◆ **TRECHO**
Cofundadora e codiretora da Agência Pública, Marina Amaral atuou nos mais diversos postos e entidades jornalísticas ao longo da carreira. Dentre as atividades realizadas, trabalhou no jornal Folha de S. Paulo, na revista Globo Rural e teve um papel de destaque como repórter e editora executiva da Caros Amigos.

No dia 24 de agosto, na Casa de Cultura Japonesa, ela participará da 3ª Semana da Jornalismo Júnior, em mesa composta por Guilherme Alpendre (Abraji), João Paulo Charleaux (Nexo) e Laís Modelli (Caros Amigos, Revista AzMina e BBC Brasil). Na entrevista abaixo, a jornalista fala sobre o funcionamento da Pública e traça um panorama do jornalismo independente.

J.Press – De todos os trabalhos que já realizou, por quais você tem maior apreço?

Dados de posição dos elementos
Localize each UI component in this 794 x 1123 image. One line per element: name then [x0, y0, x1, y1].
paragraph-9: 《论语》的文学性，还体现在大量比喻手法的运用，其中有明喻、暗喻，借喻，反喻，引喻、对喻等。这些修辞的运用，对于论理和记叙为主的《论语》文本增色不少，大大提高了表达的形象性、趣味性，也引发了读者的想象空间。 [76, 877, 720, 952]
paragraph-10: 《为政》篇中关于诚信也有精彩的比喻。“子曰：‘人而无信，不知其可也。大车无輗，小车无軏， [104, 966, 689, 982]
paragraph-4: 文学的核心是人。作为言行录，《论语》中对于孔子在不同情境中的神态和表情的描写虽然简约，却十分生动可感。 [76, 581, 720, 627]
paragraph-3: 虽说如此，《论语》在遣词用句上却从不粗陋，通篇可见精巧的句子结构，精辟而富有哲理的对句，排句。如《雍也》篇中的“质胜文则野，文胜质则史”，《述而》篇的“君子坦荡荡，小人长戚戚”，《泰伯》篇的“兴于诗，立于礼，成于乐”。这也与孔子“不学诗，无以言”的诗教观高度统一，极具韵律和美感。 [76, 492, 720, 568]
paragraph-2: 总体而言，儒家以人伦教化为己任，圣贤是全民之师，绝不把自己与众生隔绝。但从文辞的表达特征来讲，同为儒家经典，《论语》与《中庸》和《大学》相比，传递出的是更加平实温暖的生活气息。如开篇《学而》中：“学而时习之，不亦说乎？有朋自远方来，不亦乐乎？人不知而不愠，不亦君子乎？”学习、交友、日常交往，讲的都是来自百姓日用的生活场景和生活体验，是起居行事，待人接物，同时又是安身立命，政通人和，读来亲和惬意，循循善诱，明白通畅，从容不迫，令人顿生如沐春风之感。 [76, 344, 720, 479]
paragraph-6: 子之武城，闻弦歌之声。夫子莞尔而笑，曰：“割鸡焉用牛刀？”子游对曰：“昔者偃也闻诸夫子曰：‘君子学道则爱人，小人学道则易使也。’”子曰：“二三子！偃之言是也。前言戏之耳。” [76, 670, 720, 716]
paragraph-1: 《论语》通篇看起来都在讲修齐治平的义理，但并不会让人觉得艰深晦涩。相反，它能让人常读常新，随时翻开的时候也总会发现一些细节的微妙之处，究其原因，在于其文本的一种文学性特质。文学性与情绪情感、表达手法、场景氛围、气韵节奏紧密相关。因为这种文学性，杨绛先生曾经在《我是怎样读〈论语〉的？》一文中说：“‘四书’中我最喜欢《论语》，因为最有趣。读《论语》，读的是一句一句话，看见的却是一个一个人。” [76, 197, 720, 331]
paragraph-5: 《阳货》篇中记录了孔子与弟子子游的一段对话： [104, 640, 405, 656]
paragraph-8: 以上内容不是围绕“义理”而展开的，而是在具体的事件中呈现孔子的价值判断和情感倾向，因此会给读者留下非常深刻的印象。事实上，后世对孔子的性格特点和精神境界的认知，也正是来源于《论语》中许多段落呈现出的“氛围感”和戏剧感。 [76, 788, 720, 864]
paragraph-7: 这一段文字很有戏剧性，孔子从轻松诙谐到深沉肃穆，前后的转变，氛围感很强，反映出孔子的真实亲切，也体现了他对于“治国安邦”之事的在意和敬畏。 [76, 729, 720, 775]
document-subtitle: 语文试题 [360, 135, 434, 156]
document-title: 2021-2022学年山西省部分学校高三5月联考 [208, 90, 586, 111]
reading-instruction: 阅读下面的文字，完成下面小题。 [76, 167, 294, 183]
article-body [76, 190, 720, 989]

◆ **TAREFA 1**
Transforme em lista o parágrafo do trecho que começa com "Cofundadora e codiretora da Agência Pública", conservando os fatos principais.
◆ **TAREFA 2**
De acordo com o trecho, onde Marina Amaral participará da 3ª Semana da Jornalismo Júnior?
O material não tem papel nesta atividade.

◆ **RESPOSTA 1**
- Marina Amaral é cofundadora e codiretora da Agência Pública.
- Atuou em diversos postos e entidades jornalísticas ao longo da carreira.
- Trabalhou no jornal Folha de S. Paulo e na revista Globo Rural.
- Teve papel de destaque como repórter e editora executiva da Caros Amigos.

◆ **RESPOSTA 2**
Na Casa de Cultura Japonesa.